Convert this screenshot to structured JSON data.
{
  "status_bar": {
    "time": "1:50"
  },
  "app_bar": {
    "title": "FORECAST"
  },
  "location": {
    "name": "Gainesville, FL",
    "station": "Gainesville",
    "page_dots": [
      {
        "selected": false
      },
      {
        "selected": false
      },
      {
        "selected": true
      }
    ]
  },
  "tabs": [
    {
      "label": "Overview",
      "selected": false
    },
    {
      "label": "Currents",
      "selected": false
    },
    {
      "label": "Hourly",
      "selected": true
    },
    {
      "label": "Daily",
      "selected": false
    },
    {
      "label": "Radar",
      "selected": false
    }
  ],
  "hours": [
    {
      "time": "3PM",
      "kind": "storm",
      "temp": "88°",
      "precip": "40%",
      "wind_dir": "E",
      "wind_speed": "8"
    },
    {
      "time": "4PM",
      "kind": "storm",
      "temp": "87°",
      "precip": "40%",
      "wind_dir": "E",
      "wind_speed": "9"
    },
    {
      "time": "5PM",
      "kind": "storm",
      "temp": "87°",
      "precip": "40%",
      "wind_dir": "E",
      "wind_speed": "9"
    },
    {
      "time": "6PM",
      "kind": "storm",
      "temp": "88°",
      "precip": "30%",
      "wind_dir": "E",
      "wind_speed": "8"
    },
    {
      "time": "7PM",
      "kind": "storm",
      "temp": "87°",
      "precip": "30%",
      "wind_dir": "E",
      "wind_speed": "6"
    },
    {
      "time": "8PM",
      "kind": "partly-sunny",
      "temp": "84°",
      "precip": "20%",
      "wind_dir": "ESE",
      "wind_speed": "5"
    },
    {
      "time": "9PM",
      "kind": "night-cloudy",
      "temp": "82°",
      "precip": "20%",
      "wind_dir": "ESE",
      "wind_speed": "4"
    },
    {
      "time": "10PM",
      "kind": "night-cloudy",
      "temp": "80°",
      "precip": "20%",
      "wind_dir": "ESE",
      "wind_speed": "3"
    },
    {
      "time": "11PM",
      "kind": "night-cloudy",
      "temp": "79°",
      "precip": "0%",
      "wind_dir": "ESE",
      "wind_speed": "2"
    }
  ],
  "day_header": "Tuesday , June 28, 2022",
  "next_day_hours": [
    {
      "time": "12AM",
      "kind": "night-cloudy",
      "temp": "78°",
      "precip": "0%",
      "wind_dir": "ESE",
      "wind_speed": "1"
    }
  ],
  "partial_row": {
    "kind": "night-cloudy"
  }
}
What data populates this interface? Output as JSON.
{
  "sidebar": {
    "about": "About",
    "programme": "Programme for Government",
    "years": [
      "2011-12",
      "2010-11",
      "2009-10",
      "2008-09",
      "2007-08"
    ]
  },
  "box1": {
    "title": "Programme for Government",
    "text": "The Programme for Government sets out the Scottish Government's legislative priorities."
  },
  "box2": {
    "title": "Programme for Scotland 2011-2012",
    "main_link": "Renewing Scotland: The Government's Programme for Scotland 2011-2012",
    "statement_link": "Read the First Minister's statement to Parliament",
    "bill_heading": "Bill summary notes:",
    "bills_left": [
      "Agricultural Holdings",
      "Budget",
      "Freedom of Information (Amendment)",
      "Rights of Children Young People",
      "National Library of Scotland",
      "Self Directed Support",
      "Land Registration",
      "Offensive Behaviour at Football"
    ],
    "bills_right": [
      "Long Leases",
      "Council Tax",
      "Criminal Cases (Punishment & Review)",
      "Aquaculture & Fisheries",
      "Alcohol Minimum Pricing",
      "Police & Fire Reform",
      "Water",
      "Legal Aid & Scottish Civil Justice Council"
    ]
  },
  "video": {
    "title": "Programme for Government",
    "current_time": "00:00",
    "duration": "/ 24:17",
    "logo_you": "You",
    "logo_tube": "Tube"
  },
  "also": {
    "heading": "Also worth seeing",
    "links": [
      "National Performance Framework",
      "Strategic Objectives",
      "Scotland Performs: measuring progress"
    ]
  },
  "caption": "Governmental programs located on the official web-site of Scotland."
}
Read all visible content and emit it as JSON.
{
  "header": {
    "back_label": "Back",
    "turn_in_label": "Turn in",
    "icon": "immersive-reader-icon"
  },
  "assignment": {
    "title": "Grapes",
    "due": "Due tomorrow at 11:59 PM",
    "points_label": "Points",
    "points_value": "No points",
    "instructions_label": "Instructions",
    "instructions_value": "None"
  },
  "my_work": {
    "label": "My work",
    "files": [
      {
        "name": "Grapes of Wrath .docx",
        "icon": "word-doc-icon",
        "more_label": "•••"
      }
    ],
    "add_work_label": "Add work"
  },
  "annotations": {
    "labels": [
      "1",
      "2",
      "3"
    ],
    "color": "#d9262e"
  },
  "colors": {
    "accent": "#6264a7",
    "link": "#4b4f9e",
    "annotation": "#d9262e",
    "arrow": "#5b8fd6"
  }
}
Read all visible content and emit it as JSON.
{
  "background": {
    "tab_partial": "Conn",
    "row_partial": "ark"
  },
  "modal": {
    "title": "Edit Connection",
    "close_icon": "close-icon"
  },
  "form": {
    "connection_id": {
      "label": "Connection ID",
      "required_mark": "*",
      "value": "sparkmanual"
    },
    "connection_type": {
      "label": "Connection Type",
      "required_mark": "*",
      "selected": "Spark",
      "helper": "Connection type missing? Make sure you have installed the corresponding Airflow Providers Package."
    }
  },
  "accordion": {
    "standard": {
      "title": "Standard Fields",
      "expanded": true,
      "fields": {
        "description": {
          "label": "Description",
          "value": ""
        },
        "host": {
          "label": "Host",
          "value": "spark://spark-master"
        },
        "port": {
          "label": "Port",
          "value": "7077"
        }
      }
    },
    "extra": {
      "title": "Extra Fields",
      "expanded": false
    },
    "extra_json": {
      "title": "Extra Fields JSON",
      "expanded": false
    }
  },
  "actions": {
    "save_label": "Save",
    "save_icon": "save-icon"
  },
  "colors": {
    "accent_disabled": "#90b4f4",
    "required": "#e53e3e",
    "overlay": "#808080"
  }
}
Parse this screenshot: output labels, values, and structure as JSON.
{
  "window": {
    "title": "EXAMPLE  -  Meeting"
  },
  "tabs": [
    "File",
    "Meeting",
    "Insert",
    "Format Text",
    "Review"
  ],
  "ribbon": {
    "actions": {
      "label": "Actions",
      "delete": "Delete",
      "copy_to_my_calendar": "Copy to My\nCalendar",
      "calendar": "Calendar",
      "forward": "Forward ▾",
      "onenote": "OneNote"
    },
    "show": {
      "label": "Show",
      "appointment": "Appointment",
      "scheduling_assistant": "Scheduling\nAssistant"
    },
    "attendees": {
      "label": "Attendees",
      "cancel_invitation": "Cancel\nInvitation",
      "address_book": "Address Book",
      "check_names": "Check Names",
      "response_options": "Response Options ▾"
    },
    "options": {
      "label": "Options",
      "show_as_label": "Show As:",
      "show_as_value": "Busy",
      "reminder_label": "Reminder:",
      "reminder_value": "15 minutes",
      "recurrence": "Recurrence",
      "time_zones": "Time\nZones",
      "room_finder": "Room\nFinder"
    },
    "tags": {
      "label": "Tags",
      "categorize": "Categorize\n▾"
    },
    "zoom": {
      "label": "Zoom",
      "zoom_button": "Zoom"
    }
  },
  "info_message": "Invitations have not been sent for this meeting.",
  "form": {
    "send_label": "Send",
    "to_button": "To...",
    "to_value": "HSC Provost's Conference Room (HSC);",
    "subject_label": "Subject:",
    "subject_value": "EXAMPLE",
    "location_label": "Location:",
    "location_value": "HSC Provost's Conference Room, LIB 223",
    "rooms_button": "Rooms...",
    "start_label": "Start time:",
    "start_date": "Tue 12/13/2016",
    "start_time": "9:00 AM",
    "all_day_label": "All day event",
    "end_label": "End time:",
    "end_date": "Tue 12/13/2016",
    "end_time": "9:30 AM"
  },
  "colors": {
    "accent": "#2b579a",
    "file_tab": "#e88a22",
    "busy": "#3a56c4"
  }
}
· · ·
* **Short problem**: Which lines in the listing above hold the word "have"? Show each of them.

* **Exercise output**:
      "helper": "Connection type missing? Make sure you have installed the corresponding Airflow Providers Package."
  "info_message": "Invitations have not been sent for this meeting.",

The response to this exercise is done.